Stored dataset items
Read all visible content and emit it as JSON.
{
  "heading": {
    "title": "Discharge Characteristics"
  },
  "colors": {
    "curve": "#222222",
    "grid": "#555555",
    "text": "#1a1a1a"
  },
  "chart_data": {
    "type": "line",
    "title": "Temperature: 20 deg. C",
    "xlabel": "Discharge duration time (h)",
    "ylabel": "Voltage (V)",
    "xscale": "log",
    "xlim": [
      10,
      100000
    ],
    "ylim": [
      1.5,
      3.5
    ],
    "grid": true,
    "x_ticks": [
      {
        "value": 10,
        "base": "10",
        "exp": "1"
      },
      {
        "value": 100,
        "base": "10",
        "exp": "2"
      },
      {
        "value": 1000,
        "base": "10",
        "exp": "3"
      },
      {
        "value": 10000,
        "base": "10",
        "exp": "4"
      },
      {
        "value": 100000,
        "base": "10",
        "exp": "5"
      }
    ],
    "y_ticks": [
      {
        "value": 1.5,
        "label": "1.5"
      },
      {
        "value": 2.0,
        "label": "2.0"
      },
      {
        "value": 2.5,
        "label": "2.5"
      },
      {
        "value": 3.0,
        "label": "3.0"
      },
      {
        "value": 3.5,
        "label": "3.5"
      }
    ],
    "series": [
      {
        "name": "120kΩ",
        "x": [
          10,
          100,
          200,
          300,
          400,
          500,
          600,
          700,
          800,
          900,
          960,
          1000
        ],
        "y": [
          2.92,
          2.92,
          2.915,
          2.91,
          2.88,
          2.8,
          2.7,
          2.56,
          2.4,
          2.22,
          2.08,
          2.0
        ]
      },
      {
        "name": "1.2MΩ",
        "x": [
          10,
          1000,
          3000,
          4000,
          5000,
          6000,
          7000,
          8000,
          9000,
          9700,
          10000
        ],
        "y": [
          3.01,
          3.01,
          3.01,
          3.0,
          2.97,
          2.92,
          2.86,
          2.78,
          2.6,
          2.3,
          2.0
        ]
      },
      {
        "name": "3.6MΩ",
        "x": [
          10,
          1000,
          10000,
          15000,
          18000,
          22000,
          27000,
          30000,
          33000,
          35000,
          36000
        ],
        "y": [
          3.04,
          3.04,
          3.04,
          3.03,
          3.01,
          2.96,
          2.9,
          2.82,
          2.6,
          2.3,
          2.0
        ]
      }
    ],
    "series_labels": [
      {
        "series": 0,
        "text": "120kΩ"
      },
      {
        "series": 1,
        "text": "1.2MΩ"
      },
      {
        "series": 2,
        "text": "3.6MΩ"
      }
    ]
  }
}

What is being asked —
Transcribe every entry exactly.

The response —
Read all visible content and emit it as JSON.
{
  "heading": {
    "title": "Discharge Characteristics"
  },
  "colors": {
    "curve": "#222222",
    "grid": "#555555",
    "text": "#1a1a1a"
  },
  "chart_data": {
    "type": "line",
    "title": "Temperature: 20 deg. C",
    "xlabel": "Discharge duration time (h)",
    "ylabel": "Voltage (V)",
    "xscale": "log",
    "xlim": [
      10,
      100000
    ],
    "ylim": [
      1.5,
      3.5
    ],
    "grid": true,
    "x_ticks": [
      {
        "value": 10,
        "base": "10",
        "exp": "1"
      },
      {
        "value": 100,
        "base": "10",
        "exp": "2"
      },
      {
        "value": 1000,
        "base": "10",
        "exp": "3"
      },
      {
        "value": 10000,
        "base": "10",
        "exp": "4"
      },
      {
        "value": 100000,
        "base": "10",
        "exp": "5"
      }
    ],
    "y_ticks": [
      {
        "value": 1.5,
        "label": "1.5"
      },
      {
        "value": 2.0,
        "label": "2.0"
      },
      {
        "value": 2.5,
        "label": "2.5"
      },
      {
        "value": 3.0,
        "label": "3.0"
      },
      {
        "value": 3.5,
        "label": "3.5"
      }
    ],
    "series": [
      {
        "name": "120kΩ",
        "x": [
          10,
          100,
          200,
          300,
          400,
          500,
          600,
          700,
          800,
          900,
          960,
          1000
        ],
        "y": [
          2.92,
          2.92,
          2.915,
          2.91,
          2.88,
          2.8,
          2.7,
          2.56,
          2.4,
          2.22,
          2.08,
          2.0
        ]
      },
      {
        "name": "1.2MΩ",
        "x": [
          10,
          1000,
          3000,
          4000,
          5000,
          6000,
          7000,
          8000,
          9000,
          9700,
          10000
        ],
        "y": [
          3.01,
          3.01,
          3.01,
          3.0,
          2.97,
          2.92,
          2.86,
          2.78,
          2.6,
          2.3,
          2.0
        ]
      },
      {
        "name": "3.6MΩ",
        "x": [
          10,
          1000,
          10000,
          15000,
          18000,
          22000,
          27000,
          30000,
          33000,
          35000,
          36000
        ],
        "y": [
          3.04,
          3.04,
          3.04,
          3.03,
          3.01,
          2.96,
          2.9,
          2.82,
          2.6,
          2.3,
          2.0
        ]
      }
    ],
    "series_labels": [
      {
        "series": 0,
        "text": "120kΩ"
      },
      {
        "series": 1,
        "text": "1.2MΩ"
      },
      {
        "series": 2,
        "text": "3.6MΩ"
      }
    ]
  }
}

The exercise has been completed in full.